**Problem description:**
Quote the entries word for word. Omit the pictures.

Stored data entries
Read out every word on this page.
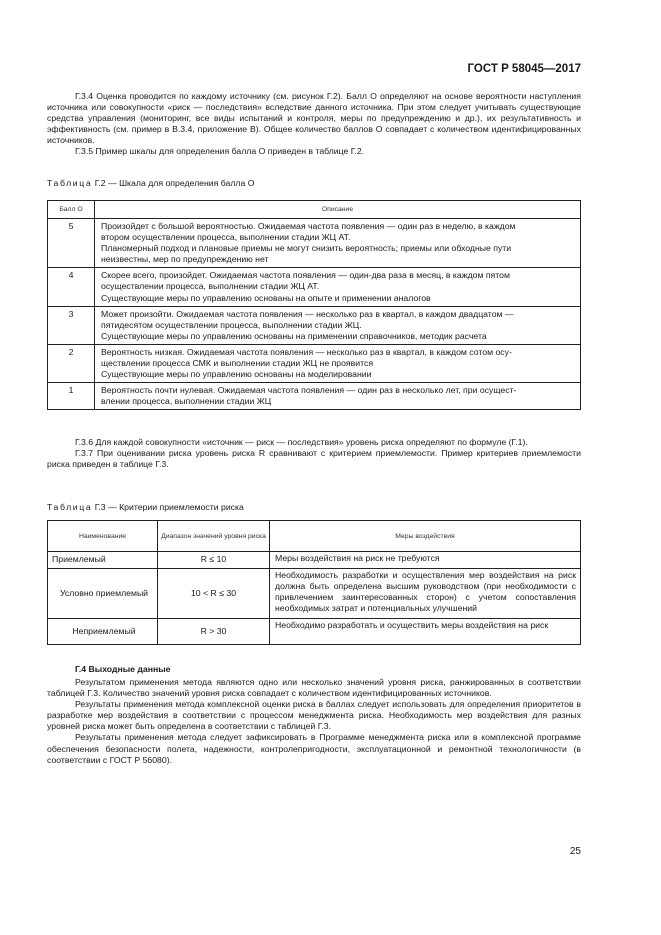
ГОСТ Р 58045—2017

Г.3.4 Оценка проводится по каждому источнику (см. рисунок Г.2). Балл O определяют на основе вероятности наступления источника или совокупности «риск — последствия» вследствие данного источника. При этом следует учитывать существующие средства управления (мониторинг, все виды испытаний и контроля, меры по предупреждению и др.), их результативность и эффективность (см. пример в В.3.4, приложение В). Общее количество баллов O совпадает с количеством идентифицированных источников.

Г.3.5 Пример шкалы для определения балла O приведен в таблице Г.2.

Таблица Г.2 — Шкала для определения балла O
Балл O	Описание
5	Произойдет с большой вероятностью. Ожидаемая частота появления — один раз в неделю, в каждом
втором осуществлении процесса, выполнении стадии ЖЦ АТ.
Планомерный подход и плановые приемы не могут снизить вероятность; приемы или обходные пути
неизвестны, мер по предупреждению нет

4	Скорее всего, произойдет. Ожидаемая частота появления — один-два раза в месяц, в каждом пятом
осуществлении процесса, выполнении стадии ЖЦ АТ.
Существующие меры по управлению основаны на опыте и применении аналогов

3	Может произойти. Ожидаемая частота появления — несколько раз в квартал, в каждом двадцатом —
пятидесятом осуществлении процесса, выполнении стадии ЖЦ.
Существующие меры по управлению основаны на применении справочников, методик расчета

2	Вероятность низкая. Ожидаемая частота появления — несколько раз в квартал, в каждом сотом осу-
ществлении процесса СМК и выполнении стадии ЖЦ не проявится
Существующие меры по управлению основаны на моделировании

1	Вероятность почти нулевая. Ожидаемая частота появления — один раз в несколько лет, при осущест-
влении процесса, выполнении стадии ЖЦ

Г.3.6 Для каждой совокупности «источник — риск — последствия» уровень риска определяют по формуле (Г.1).

Г.3.7 При оценивании риска уровень риска R сравнивают с критерием приемлемости. Пример критериев приемлемости риска приведен в таблице Г.3.

Таблица Г.3 — Критерии приемлемости риска
Наименование	Диапазон значений уровня риска	Меры воздействия
Приемлемый	R ≤ 10	Меры воздействия на риск не требуются
Условно приемлемый	10 < R ≤ 30	Необходимость разработки и осуществления мер воздействия на риск должна быть определена высшим руководством (при необходимости с привлечением заинтересованных сторон) с учетом сопоставления необходимых затрат и потенциальных улучшений
Неприемлемый	R > 30	Необходимо разработать и осуществить меры воздействия на риск
Г.4 Выходные данные

Результатом применения метода являются одно или несколько значений уровня риска, ранжированных в соответствии таблицей Г.3. Количество значений уровня риска совпадает с количеством идентифицированных источников.

Результаты применения метода комплексной оценки риска в баллах следует использовать для определения приоритетов в разработке мер воздействия в соответствии с процессом менеджмента риска. Необходимость мер воздействия для разных уровней риска может быть определена в соответствии с таблицей Г.3.

Результаты применения метода следует зафиксировать в Программе менеджмента риска или в комплексной программе обеспечения безопасности полета, надежности, контролепригодности, эксплуатационной и ремонтной технологичности (в соответствии с ГОСТ Р 56080).

25
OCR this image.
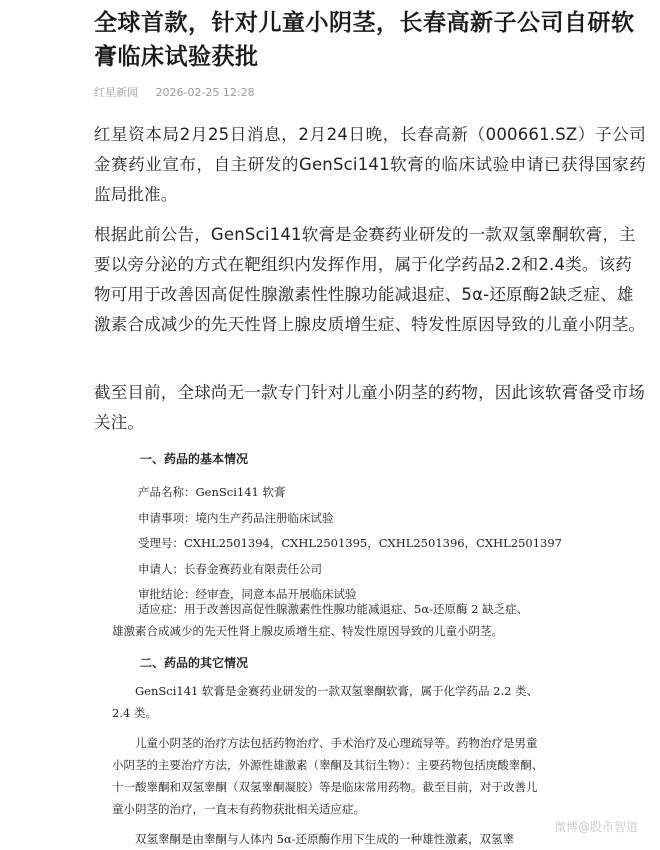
全球首款，针对儿童小阴茎，长春高新子公司自研软膏临床试验获批
红星新闻 2026-02-25 12:28
红星资本局2月25日消息，2月24日晚，长春高新（000661.SZ）子公司金赛药业宣布，自主研发的GenSci141软膏的临床试验申请已获得国家药监局批准。
根据此前公告，GenSci141软膏是金赛药业研发的一款双氢睾酮软膏，主要以旁分泌的方式在靶组织内发挥作用，属于化学药品2.2和2.4类。该药物可用于改善因高促性腺激素性性腺功能减退症、5α-还原酶2缺乏症、雄激素合成减少的先天性肾上腺皮质增生症、特发性原因导致的儿童小阴茎。
截至目前，全球尚无一款专门针对儿童小阴茎的药物，因此该软膏备受市场关注。
一、药品的基本情况
产品名称：GenSci141 软膏
申请事项：境内生产药品注册临床试验
受理号：CXHL2501394，CXHL2501395，CXHL2501396，CXHL2501397
申请人：长春金赛药业有限责任公司
审批结论：经审查，同意本品开展临床试验
适应症：用于改善因高促性腺激素性性腺功能减退症、5α-还原酶 2 缺乏症、
雄激素合成减少的先天性肾上腺皮质增生症、特发性原因导致的儿童小阴茎。
二、药品的其它情况

GenSci141 软膏是金赛药业研发的一款双氢睾酮软膏，属于化学药品 2.2 类、2.4 类。

儿童小阴茎的治疗方法包括药物治疗、手术治疗及心理疏导等。药物治疗是男童小阴茎的主要治疗方法，外源性雄激素（睾酮及其衍生物）：主要药物包括庚酸睾酮、十一酸睾酮和双氢睾酮（双氢睾酮凝胶）等是临床常用药物。截至目前，对于改善儿童小阴茎的治疗，一直未有药物获批相关适应症。

双氢睾酮是由睾酮与人体内 5α-还原酶作用下生成的一种雄性激素，双氢睾

微博@股市智道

**Result:**
Read out every word on this page.
ГОСТ Р 58045—2017

Г.3.4 Оценка проводится по каждому источнику (см. рисунок Г.2). Балл O определяют на основе вероятности наступления источника или совокупности «риск — последствия» вследствие данного источника. При этом следует учитывать существующие средства управления (мониторинг, все виды испытаний и контроля, меры по предупреждению и др.), их результативность и эффективность (см. пример в В.3.4, приложение В). Общее количество баллов O совпадает с количеством идентифицированных источников.

Г.3.5 Пример шкалы для определения балла O приведен в таблице Г.2.

Таблица Г.2 — Шкала для определения балла O
Балл O	Описание
5	Произойдет с большой вероятностью. Ожидаемая частота появления — один раз в неделю, в каждом
втором осуществлении процесса, выполнении стадии ЖЦ АТ.
Планомерный подход и плановые приемы не могут снизить вероятность; приемы или обходные пути
неизвестны, мер по предупреждению нет

4	Скорее всего, произойдет. Ожидаемая частота появления — один-два раза в месяц, в каждом пятом
осуществлении процесса, выполнении стадии ЖЦ АТ.
Существующие меры по управлению основаны на опыте и применении аналогов

3	Может произойти. Ожидаемая частота появления — несколько раз в квартал, в каждом двадцатом —
пятидесятом осуществлении процесса, выполнении стадии ЖЦ.
Существующие меры по управлению основаны на применении справочников, методик расчета

2	Вероятность низкая. Ожидаемая частота появления — несколько раз в квартал, в каждом сотом осу-
ществлении процесса СМК и выполнении стадии ЖЦ не проявится
Существующие меры по управлению основаны на моделировании

1	Вероятность почти нулевая. Ожидаемая частота появления — один раз в несколько лет, при осущест-
влении процесса, выполнении стадии ЖЦ

Г.3.6 Для каждой совокупности «источник — риск — последствия» уровень риска определяют по формуле (Г.1).

Г.3.7 При оценивании риска уровень риска R сравнивают с критерием приемлемости. Пример критериев приемлемости риска приведен в таблице Г.3.

Таблица Г.3 — Критерии приемлемости риска
Наименование	Диапазон значений уровня риска	Меры воздействия
Приемлемый	R ≤ 10	Меры воздействия на риск не требуются
Условно приемлемый	10 < R ≤ 30	Необходимость разработки и осуществления мер воздействия на риск должна быть определена высшим руководством (при необходимости с привлечением заинтересованных сторон) с учетом сопоставления необходимых затрат и потенциальных улучшений
Неприемлемый	R > 30	Необходимо разработать и осуществить меры воздействия на риск
Г.4 Выходные данные

Результатом применения метода являются одно или несколько значений уровня риска, ранжированных в соответствии таблицей Г.3. Количество значений уровня риска совпадает с количеством идентифицированных источников.

Результаты применения метода комплексной оценки риска в баллах следует использовать для определения приоритетов в разработке мер воздействия в соответствии с процессом менеджмента риска. Необходимость мер воздействия для разных уровней риска может быть определена в соответствии с таблицей Г.3.

Результаты применения метода следует зафиксировать в Программе менеджмента риска или в комплексной программе обеспечения безопасности полета, надежности, контролепригодности, эксплуатационной и ремонтной технологичности (в соответствии с ГОСТ Р 56080).

25
OCR this image.
全球首款，针对儿童小阴茎，长春高新子公司自研软膏临床试验获批
红星新闻 2026-02-25 12:28
红星资本局2月25日消息，2月24日晚，长春高新（000661.SZ）子公司金赛药业宣布，自主研发的GenSci141软膏的临床试验申请已获得国家药监局批准。
根据此前公告，GenSci141软膏是金赛药业研发的一款双氢睾酮软膏，主要以旁分泌的方式在靶组织内发挥作用，属于化学药品2.2和2.4类。该药物可用于改善因高促性腺激素性性腺功能减退症、5α-还原酶2缺乏症、雄激素合成减少的先天性肾上腺皮质增生症、特发性原因导致的儿童小阴茎。
截至目前，全球尚无一款专门针对儿童小阴茎的药物，因此该软膏备受市场关注。
一、药品的基本情况
产品名称：GenSci141 软膏
申请事项：境内生产药品注册临床试验
受理号：CXHL2501394，CXHL2501395，CXHL2501396，CXHL2501397
申请人：长春金赛药业有限责任公司
审批结论：经审查，同意本品开展临床试验
适应症：用于改善因高促性腺激素性性腺功能减退症、5α-还原酶 2 缺乏症、
雄激素合成减少的先天性肾上腺皮质增生症、特发性原因导致的儿童小阴茎。
二、药品的其它情况

GenSci141 软膏是金赛药业研发的一款双氢睾酮软膏，属于化学药品 2.2 类、2.4 类。

儿童小阴茎的治疗方法包括药物治疗、手术治疗及心理疏导等。药物治疗是男童小阴茎的主要治疗方法，外源性雄激素（睾酮及其衍生物）：主要药物包括庚酸睾酮、十一酸睾酮和双氢睾酮（双氢睾酮凝胶）等是临床常用药物。截至目前，对于改善儿童小阴茎的治疗，一直未有药物获批相关适应症。

双氢睾酮是由睾酮与人体内 5α-还原酶作用下生成的一种雄性激素，双氢睾

微博@股市智道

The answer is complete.